### Material shown
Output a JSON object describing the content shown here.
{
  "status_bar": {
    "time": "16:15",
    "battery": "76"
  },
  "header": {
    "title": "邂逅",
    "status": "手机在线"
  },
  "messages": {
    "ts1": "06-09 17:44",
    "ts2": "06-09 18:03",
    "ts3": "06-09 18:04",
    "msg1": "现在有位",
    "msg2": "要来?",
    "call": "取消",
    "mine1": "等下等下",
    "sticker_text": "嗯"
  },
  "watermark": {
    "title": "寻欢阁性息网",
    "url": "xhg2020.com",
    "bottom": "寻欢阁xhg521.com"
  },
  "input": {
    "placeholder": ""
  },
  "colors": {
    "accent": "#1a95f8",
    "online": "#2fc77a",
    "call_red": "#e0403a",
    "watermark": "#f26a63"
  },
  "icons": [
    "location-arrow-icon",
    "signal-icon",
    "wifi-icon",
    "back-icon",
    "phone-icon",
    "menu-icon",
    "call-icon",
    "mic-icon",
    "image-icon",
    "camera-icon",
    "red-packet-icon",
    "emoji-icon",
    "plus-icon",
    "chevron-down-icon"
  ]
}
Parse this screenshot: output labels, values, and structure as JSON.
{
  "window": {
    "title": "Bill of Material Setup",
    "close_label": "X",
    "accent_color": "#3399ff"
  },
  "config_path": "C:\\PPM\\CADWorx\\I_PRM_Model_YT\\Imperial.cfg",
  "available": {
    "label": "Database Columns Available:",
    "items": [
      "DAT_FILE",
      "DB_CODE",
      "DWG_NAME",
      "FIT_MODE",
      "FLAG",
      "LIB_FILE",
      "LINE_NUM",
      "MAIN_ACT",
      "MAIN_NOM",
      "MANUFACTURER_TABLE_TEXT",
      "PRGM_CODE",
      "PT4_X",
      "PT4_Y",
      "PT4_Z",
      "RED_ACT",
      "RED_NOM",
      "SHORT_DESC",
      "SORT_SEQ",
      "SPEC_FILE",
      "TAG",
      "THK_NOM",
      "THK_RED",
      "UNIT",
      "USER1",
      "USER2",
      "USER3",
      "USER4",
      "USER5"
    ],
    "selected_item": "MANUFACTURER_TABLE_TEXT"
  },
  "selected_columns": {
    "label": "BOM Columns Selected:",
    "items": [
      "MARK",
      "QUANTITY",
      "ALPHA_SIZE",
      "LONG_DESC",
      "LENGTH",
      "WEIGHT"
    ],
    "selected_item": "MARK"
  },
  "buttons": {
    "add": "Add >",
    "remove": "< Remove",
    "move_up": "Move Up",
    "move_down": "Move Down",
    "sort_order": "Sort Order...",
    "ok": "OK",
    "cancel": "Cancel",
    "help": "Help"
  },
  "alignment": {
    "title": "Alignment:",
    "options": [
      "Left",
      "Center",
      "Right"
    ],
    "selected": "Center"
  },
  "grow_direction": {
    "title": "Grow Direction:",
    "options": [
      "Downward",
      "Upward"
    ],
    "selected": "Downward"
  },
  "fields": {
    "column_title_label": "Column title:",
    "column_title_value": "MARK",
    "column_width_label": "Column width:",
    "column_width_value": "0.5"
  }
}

### Set task
Copy all of the material word for word.

### Written response
Output a JSON object describing the content shown here.
{
  "status_bar": {
    "time": "16:15",
    "battery": "76"
  },
  "header": {
    "title": "邂逅",
    "status": "手机在线"
  },
  "messages": {
    "ts1": "06-09 17:44",
    "ts2": "06-09 18:03",
    "ts3": "06-09 18:04",
    "msg1": "现在有位",
    "msg2": "要来?",
    "call": "取消",
    "mine1": "等下等下",
    "sticker_text": "嗯"
  },
  "watermark": {
    "title": "寻欢阁性息网",
    "url": "xhg2020.com",
    "bottom": "寻欢阁xhg521.com"
  },
  "input": {
    "placeholder": ""
  },
  "colors": {
    "accent": "#1a95f8",
    "online": "#2fc77a",
    "call_red": "#e0403a",
    "watermark": "#f26a63"
  },
  "icons": [
    "location-arrow-icon",
    "signal-icon",
    "wifi-icon",
    "back-icon",
    "phone-icon",
    "menu-icon",
    "call-icon",
    "mic-icon",
    "image-icon",
    "camera-icon",
    "red-packet-icon",
    "emoji-icon",
    "plus-icon",
    "chevron-down-icon"
  ]
}
Parse this screenshot: output labels, values, and structure as JSON.
{
  "window": {
    "title": "Bill of Material Setup",
    "close_label": "X",
    "accent_color": "#3399ff"
  },
  "config_path": "C:\\PPM\\CADWorx\\I_PRM_Model_YT\\Imperial.cfg",
  "available": {
    "label": "Database Columns Available:",
    "items": [
      "DAT_FILE",
      "DB_CODE",
      "DWG_NAME",
      "FIT_MODE",
      "FLAG",
      "LIB_FILE",
      "LINE_NUM",
      "MAIN_ACT",
      "MAIN_NOM",
      "MANUFACTURER_TABLE_TEXT",
      "PRGM_CODE",
      "PT4_X",
      "PT4_Y",
      "PT4_Z",
      "RED_ACT",
      "RED_NOM",
      "SHORT_DESC",
      "SORT_SEQ",
      "SPEC_FILE",
      "TAG",
      "THK_NOM",
      "THK_RED",
      "UNIT",
      "USER1",
      "USER2",
      "USER3",
      "USER4",
      "USER5"
    ],
    "selected_item": "MANUFACTURER_TABLE_TEXT"
  },
  "selected_columns": {
    "label": "BOM Columns Selected:",
    "items": [
      "MARK",
      "QUANTITY",
      "ALPHA_SIZE",
      "LONG_DESC",
      "LENGTH",
      "WEIGHT"
    ],
    "selected_item": "MARK"
  },
  "buttons": {
    "add": "Add >",
    "remove": "< Remove",
    "move_up": "Move Up",
    "move_down": "Move Down",
    "sort_order": "Sort Order...",
    "ok": "OK",
    "cancel": "Cancel",
    "help": "Help"
  },
  "alignment": {
    "title": "Alignment:",
    "options": [
      "Left",
      "Center",
      "Right"
    ],
    "selected": "Center"
  },
  "grow_direction": {
    "title": "Grow Direction:",
    "options": [
      "Downward",
      "Upward"
    ],
    "selected": "Downward"
  },
  "fields": {
    "column_title_label": "Column title:",
    "column_title_value": "MARK",
    "column_width_label": "Column width:",
    "column_width_value": "0.5"
  }
}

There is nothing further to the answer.